Given exercise ▸ Collect every line of the records below that contains the word "process".

Extracted data entries
# # #

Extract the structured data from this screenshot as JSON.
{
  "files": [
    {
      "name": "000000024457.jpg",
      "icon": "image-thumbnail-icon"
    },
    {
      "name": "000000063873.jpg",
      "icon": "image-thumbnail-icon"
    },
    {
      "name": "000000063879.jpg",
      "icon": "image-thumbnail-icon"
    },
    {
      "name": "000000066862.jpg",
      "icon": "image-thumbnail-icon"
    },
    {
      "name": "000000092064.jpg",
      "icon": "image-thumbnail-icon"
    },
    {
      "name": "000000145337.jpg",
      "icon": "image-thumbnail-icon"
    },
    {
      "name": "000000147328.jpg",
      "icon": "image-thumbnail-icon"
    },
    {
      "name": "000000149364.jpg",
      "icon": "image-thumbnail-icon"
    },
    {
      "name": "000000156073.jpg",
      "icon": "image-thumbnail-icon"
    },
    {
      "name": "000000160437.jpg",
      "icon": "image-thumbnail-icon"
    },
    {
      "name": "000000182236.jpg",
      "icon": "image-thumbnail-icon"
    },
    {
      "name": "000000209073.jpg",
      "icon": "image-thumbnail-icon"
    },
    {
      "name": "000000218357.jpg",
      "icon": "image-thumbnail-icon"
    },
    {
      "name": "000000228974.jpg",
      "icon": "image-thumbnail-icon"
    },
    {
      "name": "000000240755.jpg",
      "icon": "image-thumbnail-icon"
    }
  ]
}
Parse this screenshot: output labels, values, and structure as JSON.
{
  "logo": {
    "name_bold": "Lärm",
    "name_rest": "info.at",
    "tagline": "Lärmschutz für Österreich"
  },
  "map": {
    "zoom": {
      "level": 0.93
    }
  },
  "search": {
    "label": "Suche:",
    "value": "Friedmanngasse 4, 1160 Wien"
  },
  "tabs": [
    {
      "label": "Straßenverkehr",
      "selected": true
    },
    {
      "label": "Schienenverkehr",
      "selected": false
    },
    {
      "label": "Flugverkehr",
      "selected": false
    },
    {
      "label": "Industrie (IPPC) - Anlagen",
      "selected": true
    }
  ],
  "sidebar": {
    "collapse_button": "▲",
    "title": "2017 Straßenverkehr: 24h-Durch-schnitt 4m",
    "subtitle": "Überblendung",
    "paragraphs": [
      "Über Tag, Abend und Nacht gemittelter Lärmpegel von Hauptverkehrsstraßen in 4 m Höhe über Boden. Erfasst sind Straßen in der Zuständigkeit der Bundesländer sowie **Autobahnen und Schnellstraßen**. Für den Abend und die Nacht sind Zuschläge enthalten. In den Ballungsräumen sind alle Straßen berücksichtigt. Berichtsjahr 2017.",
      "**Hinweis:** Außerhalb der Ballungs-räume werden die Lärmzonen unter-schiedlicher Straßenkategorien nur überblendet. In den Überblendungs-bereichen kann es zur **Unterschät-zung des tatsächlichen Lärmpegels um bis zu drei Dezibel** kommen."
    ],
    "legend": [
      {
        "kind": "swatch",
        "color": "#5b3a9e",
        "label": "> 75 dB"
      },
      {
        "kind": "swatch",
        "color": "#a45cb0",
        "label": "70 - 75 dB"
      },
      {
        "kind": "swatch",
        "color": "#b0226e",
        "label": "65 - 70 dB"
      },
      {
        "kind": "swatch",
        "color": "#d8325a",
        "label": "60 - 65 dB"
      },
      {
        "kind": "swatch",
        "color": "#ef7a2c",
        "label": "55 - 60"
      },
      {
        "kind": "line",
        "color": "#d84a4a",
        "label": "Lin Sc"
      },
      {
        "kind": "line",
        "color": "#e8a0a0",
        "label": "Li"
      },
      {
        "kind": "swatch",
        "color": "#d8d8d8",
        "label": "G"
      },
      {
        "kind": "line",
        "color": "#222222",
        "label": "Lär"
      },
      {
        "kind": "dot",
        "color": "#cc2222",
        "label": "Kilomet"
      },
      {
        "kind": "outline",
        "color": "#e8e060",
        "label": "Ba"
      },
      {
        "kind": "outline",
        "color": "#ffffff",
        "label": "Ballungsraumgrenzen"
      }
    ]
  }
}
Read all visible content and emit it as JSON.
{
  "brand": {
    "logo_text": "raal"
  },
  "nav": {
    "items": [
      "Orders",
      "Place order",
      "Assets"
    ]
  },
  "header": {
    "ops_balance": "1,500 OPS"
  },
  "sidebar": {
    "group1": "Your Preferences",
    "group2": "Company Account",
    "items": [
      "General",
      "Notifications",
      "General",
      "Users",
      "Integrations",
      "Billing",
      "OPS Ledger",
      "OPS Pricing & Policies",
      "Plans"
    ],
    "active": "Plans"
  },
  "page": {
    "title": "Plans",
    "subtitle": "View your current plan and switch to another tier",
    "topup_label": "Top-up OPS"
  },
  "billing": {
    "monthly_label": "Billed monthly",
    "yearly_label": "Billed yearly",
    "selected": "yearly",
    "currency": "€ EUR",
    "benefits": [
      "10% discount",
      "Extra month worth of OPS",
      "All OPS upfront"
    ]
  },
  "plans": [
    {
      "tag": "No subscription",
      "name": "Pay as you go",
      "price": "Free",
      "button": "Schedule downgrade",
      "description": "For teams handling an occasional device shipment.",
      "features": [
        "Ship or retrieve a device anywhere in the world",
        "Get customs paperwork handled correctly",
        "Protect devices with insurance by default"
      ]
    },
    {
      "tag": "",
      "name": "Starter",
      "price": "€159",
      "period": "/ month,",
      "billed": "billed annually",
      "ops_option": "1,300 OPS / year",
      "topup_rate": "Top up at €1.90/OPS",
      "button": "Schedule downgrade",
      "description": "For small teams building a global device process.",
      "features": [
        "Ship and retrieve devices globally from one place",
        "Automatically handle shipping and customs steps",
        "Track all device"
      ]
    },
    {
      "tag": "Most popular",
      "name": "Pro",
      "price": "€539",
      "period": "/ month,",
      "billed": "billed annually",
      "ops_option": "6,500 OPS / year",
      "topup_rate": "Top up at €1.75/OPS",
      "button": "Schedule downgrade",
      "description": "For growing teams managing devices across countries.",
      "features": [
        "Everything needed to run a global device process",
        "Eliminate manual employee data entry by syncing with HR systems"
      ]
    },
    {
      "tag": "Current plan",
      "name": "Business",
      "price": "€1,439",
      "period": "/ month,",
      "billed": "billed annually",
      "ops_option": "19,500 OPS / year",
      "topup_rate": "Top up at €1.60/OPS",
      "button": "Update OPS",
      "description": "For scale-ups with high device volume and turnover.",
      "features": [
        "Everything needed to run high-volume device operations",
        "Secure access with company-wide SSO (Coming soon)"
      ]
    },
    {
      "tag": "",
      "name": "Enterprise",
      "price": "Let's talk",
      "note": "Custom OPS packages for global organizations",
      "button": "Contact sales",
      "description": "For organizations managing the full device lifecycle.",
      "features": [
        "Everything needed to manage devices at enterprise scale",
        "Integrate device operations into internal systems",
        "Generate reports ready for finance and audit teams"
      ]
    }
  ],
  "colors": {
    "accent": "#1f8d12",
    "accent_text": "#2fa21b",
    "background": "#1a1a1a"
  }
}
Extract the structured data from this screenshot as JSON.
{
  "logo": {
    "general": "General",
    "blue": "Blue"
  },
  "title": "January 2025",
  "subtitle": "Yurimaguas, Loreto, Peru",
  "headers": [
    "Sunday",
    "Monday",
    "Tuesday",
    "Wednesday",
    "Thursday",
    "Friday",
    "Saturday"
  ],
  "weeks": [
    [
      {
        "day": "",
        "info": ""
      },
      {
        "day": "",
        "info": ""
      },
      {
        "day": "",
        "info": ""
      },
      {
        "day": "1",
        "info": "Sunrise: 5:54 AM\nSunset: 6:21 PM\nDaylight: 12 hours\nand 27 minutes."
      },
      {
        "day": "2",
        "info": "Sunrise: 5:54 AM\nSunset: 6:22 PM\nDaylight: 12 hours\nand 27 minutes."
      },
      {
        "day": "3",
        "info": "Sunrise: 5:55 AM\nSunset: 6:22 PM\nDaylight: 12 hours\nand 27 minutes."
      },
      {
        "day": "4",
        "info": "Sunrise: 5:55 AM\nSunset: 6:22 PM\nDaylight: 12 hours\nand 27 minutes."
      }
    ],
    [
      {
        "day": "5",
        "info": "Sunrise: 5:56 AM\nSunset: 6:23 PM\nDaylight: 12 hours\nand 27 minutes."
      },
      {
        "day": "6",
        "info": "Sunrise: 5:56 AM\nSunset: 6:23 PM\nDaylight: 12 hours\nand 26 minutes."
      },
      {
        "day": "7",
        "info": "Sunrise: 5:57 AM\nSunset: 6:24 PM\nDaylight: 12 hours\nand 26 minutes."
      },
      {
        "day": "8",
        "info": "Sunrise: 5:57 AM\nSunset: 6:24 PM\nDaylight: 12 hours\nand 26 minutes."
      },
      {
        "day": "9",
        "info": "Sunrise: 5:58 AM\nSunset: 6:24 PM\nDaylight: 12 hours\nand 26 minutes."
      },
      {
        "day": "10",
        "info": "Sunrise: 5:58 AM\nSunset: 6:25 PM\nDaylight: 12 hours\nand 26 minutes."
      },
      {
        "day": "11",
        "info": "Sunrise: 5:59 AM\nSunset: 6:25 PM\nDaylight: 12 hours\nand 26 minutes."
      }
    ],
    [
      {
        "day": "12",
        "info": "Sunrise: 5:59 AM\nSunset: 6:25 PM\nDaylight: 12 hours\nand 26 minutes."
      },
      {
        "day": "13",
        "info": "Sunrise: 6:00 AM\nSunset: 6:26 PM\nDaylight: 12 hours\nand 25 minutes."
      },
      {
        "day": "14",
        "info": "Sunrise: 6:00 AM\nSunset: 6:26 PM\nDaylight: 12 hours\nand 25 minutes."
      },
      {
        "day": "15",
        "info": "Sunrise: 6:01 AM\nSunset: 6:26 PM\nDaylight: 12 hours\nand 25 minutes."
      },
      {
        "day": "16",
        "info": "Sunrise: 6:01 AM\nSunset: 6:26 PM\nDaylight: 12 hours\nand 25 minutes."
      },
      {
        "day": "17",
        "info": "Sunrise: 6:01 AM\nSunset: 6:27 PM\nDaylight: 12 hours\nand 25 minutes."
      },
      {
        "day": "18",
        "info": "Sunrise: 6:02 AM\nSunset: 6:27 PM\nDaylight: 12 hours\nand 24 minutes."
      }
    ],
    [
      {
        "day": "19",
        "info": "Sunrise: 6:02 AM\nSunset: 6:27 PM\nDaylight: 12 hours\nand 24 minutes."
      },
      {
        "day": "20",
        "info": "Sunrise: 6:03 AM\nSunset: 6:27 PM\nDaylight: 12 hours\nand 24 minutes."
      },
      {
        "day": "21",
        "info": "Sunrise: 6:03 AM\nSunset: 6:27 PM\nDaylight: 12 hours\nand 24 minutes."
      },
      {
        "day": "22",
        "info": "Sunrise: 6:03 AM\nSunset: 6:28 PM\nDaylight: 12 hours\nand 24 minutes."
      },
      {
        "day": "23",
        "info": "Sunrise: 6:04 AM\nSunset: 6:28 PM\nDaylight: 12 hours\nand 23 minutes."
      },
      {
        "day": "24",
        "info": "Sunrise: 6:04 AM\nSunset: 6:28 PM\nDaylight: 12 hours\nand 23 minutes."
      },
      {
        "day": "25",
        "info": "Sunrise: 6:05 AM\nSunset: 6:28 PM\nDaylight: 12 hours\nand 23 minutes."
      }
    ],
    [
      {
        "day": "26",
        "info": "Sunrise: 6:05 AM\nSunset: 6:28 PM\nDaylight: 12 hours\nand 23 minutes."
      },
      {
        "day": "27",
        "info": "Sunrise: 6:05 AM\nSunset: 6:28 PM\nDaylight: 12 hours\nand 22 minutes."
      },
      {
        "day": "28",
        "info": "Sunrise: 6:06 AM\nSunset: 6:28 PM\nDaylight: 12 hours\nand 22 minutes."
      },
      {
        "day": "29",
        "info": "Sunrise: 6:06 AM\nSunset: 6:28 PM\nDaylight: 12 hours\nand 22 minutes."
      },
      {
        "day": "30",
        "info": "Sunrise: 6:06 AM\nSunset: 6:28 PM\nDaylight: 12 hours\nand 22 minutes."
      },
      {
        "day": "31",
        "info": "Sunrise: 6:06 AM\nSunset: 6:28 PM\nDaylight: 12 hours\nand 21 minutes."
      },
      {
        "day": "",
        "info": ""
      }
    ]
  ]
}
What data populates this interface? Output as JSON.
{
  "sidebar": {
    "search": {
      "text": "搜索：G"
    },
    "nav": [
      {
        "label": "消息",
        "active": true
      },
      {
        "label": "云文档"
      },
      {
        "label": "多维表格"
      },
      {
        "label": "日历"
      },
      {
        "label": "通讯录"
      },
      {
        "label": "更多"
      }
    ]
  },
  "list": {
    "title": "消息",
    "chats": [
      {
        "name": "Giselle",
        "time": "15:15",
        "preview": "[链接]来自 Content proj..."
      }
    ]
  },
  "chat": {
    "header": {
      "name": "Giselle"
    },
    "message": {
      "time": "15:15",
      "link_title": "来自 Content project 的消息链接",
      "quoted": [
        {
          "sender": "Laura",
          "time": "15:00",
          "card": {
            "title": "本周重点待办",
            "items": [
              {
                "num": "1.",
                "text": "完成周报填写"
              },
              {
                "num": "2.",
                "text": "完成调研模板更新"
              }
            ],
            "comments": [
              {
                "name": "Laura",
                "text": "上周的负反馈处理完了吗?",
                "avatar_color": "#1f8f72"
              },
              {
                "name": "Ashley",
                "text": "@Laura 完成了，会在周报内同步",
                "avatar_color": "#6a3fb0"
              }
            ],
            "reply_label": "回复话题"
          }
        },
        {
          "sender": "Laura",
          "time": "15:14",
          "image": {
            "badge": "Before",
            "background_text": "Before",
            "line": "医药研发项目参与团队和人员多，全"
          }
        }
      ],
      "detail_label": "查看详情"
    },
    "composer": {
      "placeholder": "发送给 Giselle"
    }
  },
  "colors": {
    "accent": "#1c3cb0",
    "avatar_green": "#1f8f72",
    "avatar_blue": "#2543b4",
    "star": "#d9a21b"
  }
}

# # #

Result for this task ▸
      "description": "For small teams building a global device process.",
        "Everything needed to run a global device process",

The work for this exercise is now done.